##### GIVEN RECORDS
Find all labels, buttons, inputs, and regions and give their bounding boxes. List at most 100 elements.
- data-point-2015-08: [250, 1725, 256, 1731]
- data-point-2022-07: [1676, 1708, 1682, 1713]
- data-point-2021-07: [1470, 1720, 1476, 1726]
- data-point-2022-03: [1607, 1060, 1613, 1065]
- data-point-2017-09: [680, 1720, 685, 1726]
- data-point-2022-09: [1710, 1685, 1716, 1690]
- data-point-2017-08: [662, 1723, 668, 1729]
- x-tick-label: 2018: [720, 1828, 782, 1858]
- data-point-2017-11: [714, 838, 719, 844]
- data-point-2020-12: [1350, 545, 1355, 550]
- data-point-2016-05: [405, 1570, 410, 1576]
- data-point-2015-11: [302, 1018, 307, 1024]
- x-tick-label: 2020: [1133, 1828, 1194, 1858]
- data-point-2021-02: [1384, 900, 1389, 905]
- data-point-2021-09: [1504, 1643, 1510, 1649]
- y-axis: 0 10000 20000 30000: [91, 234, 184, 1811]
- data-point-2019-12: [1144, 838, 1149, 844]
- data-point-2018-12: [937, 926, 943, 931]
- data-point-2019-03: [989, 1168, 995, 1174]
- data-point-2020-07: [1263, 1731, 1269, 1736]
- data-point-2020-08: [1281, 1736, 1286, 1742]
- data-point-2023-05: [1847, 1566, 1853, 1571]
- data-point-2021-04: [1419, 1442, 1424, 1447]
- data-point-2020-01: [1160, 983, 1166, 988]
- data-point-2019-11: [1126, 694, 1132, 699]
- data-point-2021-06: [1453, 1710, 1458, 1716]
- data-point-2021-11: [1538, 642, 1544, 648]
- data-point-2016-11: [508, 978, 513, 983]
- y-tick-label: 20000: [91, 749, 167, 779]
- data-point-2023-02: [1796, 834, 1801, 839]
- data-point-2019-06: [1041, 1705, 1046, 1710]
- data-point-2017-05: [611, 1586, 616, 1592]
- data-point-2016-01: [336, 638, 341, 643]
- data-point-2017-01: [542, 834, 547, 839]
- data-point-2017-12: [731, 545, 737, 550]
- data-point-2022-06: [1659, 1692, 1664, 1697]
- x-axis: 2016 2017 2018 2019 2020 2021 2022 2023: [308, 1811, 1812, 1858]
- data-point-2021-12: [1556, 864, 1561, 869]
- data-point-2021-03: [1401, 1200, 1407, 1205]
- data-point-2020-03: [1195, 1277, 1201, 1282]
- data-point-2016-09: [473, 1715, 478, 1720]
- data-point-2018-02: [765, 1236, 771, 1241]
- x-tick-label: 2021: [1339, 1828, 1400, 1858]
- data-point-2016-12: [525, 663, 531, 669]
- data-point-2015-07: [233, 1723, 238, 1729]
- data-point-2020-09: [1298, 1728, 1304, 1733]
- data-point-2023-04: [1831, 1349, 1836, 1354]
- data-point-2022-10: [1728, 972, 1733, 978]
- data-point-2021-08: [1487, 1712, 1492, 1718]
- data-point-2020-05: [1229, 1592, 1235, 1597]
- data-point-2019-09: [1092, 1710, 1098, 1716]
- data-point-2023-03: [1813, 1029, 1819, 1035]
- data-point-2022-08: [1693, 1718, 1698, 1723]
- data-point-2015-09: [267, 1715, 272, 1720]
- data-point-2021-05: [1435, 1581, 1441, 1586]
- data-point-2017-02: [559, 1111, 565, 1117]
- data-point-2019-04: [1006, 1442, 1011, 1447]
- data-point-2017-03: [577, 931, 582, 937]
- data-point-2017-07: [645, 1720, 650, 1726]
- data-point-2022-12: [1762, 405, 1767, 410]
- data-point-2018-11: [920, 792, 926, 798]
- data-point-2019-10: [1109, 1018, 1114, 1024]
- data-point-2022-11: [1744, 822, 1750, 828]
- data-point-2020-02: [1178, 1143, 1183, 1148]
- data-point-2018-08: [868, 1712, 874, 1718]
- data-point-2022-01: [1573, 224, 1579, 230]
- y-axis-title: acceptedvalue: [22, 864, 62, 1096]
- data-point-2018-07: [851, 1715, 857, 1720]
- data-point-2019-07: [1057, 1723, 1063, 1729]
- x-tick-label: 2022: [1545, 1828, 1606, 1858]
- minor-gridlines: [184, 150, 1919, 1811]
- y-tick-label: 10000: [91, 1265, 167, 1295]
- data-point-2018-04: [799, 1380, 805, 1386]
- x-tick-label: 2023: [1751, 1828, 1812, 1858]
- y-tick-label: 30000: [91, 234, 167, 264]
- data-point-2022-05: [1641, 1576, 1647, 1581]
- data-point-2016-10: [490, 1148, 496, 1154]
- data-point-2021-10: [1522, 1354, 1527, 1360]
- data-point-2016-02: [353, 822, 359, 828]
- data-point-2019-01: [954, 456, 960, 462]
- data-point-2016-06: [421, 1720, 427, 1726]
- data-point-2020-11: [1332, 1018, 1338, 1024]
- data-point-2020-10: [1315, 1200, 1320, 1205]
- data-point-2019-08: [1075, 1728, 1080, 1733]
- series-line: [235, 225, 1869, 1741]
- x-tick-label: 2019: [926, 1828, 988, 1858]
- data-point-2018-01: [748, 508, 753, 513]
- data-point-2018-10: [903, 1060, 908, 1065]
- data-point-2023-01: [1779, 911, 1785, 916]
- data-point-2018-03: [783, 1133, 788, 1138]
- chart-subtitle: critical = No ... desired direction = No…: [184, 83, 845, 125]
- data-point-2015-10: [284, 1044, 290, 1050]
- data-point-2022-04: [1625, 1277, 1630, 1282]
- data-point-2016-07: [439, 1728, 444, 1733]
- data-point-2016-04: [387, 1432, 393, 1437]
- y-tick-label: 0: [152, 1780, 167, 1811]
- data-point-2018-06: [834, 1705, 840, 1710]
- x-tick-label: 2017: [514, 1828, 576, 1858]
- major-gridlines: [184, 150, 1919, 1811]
##########
Convert the data above, from its first line through the line containing "- data-point-2019-11: [1126, 694, 1132, 699]", into a JSON list of strings with one string per line, leaving out blank lines.

● **SOLUTION TO THE EXERCISE**:
[
  "Find all labels, buttons, inputs, and regions and give their bounding boxes. List at most 100 elements.",
  "- data-point-2015-08: [250, 1725, 256, 1731]",
  "- data-point-2022-07: [1676, 1708, 1682, 1713]",
  "- data-point-2021-07: [1470, 1720, 1476, 1726]",
  "- data-point-2022-03: [1607, 1060, 1613, 1065]",
  "- data-point-2017-09: [680, 1720, 685, 1726]",
  "- data-point-2022-09: [1710, 1685, 1716, 1690]",
  "- data-point-2017-08: [662, 1723, 668, 1729]",
  "- x-tick-label: 2018: [720, 1828, 782, 1858]",
  "- data-point-2017-11: [714, 838, 719, 844]",
  "- data-point-2020-12: [1350, 545, 1355, 550]",
  "- data-point-2016-05: [405, 1570, 410, 1576]",
  "- data-point-2015-11: [302, 1018, 307, 1024]",
  "- x-tick-label: 2020: [1133, 1828, 1194, 1858]",
  "- data-point-2021-02: [1384, 900, 1389, 905]",
  "- data-point-2021-09: [1504, 1643, 1510, 1649]",
  "- y-axis: 0 10000 20000 30000: [91, 234, 184, 1811]",
  "- data-point-2019-12: [1144, 838, 1149, 844]",
  "- data-point-2018-12: [937, 926, 943, 931]",
  "- data-point-2019-03: [989, 1168, 995, 1174]",
  "- data-point-2020-07: [1263, 1731, 1269, 1736]",
  "- data-point-2020-08: [1281, 1736, 1286, 1742]",
  "- data-point-2023-05: [1847, 1566, 1853, 1571]",
  "- data-point-2021-04: [1419, 1442, 1424, 1447]",
  "- data-point-2020-01: [1160, 983, 1166, 988]",
  "- data-point-2019-11: [1126, 694, 1132, 699]"
]